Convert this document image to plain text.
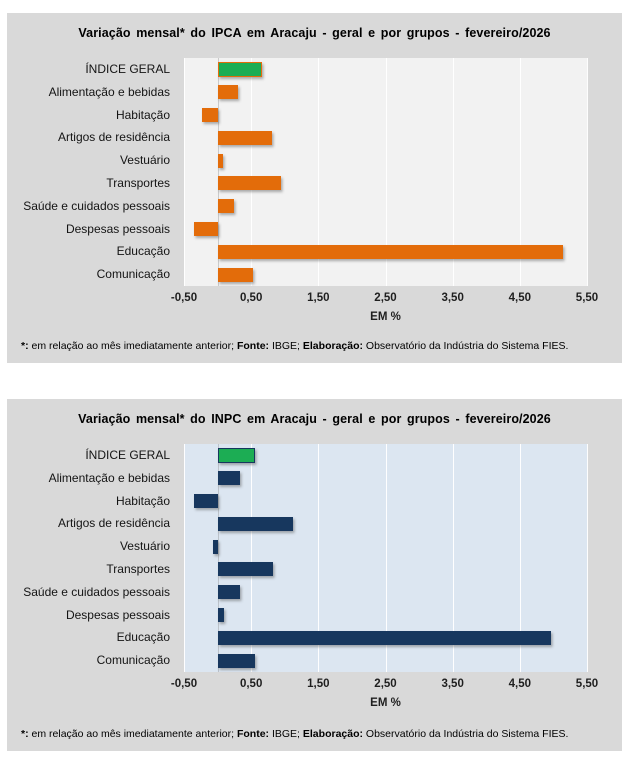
Variação mensal* do IPCA em Aracaju - geral e por grupos - fevereiro/2026
ÍNDICE GERAL
Alimentação e bebidas
Habitação
Artigos de residência
Vestuário
Transportes
Saúde e cuidados pessoais
Despesas pessoais
Educação
Comunicação
-0,50	0,50	1,50	2,50	3,50	4,50	5,50
EM %

*: em relação ao mês imediatamente anterior; Fonte: IBGE; Elaboração: Observatório da Indústria do Sistema FIES.

Variação mensal* do INPC em Aracaju - geral e por grupos - fevereiro/2026
ÍNDICE GERAL
Alimentação e bebidas
Habitação
Artigos de residência
Vestuário
Transportes
Saúde e cuidados pessoais
Despesas pessoais
Educação
Comunicação
-0,50	0,50	1,50	2,50	3,50	4,50	5,50
EM %

*: em relação ao mês imediatamente anterior; Fonte: IBGE; Elaboração: Observatório da Indústria do Sistema FIES.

*EXERCISE GOAL:* Leaving aside the images, write out the entries above word for word.

*SOLUTION:*
Convert this document image to plain text.
Variação mensal* do IPCA em Aracaju - geral e por grupos - fevereiro/2026
ÍNDICE GERAL
Alimentação e bebidas
Habitação
Artigos de residência
Vestuário
Transportes
Saúde e cuidados pessoais
Despesas pessoais
Educação
Comunicação
-0,50	0,50	1,50	2,50	3,50	4,50	5,50
EM %

*: em relação ao mês imediatamente anterior; Fonte: IBGE; Elaboração: Observatório da Indústria do Sistema FIES.

Variação mensal* do INPC em Aracaju - geral e por grupos - fevereiro/2026
ÍNDICE GERAL
Alimentação e bebidas
Habitação
Artigos de residência
Vestuário
Transportes
Saúde e cuidados pessoais
Despesas pessoais
Educação
Comunicação
-0,50	0,50	1,50	2,50	3,50	4,50	5,50
EM %

*: em relação ao mês imediatamente anterior; Fonte: IBGE; Elaboração: Observatório da Indústria do Sistema FIES.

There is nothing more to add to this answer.